— start INFORMATION GIVEN —

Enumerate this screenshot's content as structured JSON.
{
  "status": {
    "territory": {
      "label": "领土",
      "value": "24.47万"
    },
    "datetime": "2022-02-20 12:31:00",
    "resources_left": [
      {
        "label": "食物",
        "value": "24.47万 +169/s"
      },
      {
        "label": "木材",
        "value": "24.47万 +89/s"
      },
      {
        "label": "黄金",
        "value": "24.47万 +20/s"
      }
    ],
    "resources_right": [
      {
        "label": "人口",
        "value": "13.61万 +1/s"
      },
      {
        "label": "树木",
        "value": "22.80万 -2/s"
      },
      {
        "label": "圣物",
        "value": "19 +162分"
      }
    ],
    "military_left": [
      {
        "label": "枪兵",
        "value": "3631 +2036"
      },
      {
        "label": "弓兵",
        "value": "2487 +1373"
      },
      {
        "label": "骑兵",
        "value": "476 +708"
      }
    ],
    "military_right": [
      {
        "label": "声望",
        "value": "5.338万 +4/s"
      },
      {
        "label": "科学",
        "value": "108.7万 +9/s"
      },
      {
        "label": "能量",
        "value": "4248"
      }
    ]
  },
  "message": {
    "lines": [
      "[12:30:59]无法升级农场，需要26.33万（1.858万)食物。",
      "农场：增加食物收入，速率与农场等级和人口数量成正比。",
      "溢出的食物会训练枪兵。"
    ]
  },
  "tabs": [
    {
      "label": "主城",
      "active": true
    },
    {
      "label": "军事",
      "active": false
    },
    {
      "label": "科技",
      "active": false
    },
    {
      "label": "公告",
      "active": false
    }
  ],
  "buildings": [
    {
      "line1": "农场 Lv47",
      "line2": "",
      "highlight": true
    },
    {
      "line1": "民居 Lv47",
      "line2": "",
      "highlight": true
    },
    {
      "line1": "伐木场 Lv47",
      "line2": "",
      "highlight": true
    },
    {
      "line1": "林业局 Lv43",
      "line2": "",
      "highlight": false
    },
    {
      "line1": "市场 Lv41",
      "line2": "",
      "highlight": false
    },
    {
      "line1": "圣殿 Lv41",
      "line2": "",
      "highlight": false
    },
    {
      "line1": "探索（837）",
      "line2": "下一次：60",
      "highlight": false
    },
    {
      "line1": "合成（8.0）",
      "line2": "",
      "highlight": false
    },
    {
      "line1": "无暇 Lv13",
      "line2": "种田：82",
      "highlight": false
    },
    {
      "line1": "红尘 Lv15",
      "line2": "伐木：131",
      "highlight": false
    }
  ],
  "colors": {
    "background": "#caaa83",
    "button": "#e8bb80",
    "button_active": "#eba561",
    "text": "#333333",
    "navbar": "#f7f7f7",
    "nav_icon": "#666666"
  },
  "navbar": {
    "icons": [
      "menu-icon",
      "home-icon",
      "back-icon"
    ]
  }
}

— end INFORMATION GIVEN —

- _CHALLENGE_
Take the data above and return it exactly.

- _SOLUTION TO THE PROBLEM_
Enumerate this screenshot's content as structured JSON.
{
  "status": {
    "territory": {
      "label": "领土",
      "value": "24.47万"
    },
    "datetime": "2022-02-20 12:31:00",
    "resources_left": [
      {
        "label": "食物",
        "value": "24.47万 +169/s"
      },
      {
        "label": "木材",
        "value": "24.47万 +89/s"
      },
      {
        "label": "黄金",
        "value": "24.47万 +20/s"
      }
    ],
    "resources_right": [
      {
        "label": "人口",
        "value": "13.61万 +1/s"
      },
      {
        "label": "树木",
        "value": "22.80万 -2/s"
      },
      {
        "label": "圣物",
        "value": "19 +162分"
      }
    ],
    "military_left": [
      {
        "label": "枪兵",
        "value": "3631 +2036"
      },
      {
        "label": "弓兵",
        "value": "2487 +1373"
      },
      {
        "label": "骑兵",
        "value": "476 +708"
      }
    ],
    "military_right": [
      {
        "label": "声望",
        "value": "5.338万 +4/s"
      },
      {
        "label": "科学",
        "value": "108.7万 +9/s"
      },
      {
        "label": "能量",
        "value": "4248"
      }
    ]
  },
  "message": {
    "lines": [
      "[12:30:59]无法升级农场，需要26.33万（1.858万)食物。",
      "农场：增加食物收入，速率与农场等级和人口数量成正比。",
      "溢出的食物会训练枪兵。"
    ]
  },
  "tabs": [
    {
      "label": "主城",
      "active": true
    },
    {
      "label": "军事",
      "active": false
    },
    {
      "label": "科技",
      "active": false
    },
    {
      "label": "公告",
      "active": false
    }
  ],
  "buildings": [
    {
      "line1": "农场 Lv47",
      "line2": "",
      "highlight": true
    },
    {
      "line1": "民居 Lv47",
      "line2": "",
      "highlight": true
    },
    {
      "line1": "伐木场 Lv47",
      "line2": "",
      "highlight": true
    },
    {
      "line1": "林业局 Lv43",
      "line2": "",
      "highlight": false
    },
    {
      "line1": "市场 Lv41",
      "line2": "",
      "highlight": false
    },
    {
      "line1": "圣殿 Lv41",
      "line2": "",
      "highlight": false
    },
    {
      "line1": "探索（837）",
      "line2": "下一次：60",
      "highlight": false
    },
    {
      "line1": "合成（8.0）",
      "line2": "",
      "highlight": false
    },
    {
      "line1": "无暇 Lv13",
      "line2": "种田：82",
      "highlight": false
    },
    {
      "line1": "红尘 Lv15",
      "line2": "伐木：131",
      "highlight": false
    }
  ],
  "colors": {
    "background": "#caaa83",
    "button": "#e8bb80",
    "button_active": "#eba561",
    "text": "#333333",
    "navbar": "#f7f7f7",
    "nav_icon": "#666666"
  },
  "navbar": {
    "icons": [
      "menu-icon",
      "home-icon",
      "back-icon"
    ]
  }
}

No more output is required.